■ **TASK OBJECTIVE**:
Copy each line below in which the string "Dorian" occurs.
--- EXTRACTED ENTRIES ---
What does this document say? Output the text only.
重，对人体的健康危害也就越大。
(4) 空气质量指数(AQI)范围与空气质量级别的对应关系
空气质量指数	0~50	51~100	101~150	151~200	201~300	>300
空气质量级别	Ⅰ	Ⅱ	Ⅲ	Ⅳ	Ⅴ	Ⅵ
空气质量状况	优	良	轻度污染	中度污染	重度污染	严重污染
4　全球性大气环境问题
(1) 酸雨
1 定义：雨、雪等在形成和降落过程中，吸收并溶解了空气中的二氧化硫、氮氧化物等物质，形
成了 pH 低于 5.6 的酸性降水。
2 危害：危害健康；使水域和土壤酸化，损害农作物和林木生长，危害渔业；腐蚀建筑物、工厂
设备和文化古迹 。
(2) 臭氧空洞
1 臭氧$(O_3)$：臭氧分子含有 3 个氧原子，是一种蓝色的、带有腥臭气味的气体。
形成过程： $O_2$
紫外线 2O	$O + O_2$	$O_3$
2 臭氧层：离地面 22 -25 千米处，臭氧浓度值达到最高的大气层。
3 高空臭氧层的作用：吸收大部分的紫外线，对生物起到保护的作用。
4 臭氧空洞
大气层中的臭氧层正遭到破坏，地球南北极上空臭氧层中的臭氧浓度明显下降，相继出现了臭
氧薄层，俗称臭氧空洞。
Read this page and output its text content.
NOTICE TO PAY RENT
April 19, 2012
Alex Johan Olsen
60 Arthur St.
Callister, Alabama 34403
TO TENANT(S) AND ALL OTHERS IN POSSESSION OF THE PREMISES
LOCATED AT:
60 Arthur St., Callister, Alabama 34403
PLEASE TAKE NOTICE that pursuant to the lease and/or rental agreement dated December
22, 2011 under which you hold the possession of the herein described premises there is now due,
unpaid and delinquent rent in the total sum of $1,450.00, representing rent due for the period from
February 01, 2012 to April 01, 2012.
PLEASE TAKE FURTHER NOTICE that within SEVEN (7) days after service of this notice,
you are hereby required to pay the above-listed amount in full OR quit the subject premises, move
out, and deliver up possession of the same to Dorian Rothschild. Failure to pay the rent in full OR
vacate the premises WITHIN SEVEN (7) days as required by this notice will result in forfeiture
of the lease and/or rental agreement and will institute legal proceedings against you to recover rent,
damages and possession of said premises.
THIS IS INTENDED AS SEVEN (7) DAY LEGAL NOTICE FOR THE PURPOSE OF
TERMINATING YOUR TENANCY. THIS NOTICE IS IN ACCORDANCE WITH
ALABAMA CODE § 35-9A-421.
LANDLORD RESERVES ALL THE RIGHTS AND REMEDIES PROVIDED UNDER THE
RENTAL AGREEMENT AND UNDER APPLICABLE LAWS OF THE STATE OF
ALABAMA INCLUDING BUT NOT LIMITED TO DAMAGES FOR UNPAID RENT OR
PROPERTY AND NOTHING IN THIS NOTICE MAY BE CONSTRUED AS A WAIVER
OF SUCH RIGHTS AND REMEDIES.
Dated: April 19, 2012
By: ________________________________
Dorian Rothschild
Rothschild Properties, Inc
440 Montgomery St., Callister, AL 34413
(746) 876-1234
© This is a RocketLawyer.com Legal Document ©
---
■ **RESULT BELOW**:
out, and deliver up possession of the same to Dorian Rothschild. Failure to pay the rent in full OR
Dorian Rothschild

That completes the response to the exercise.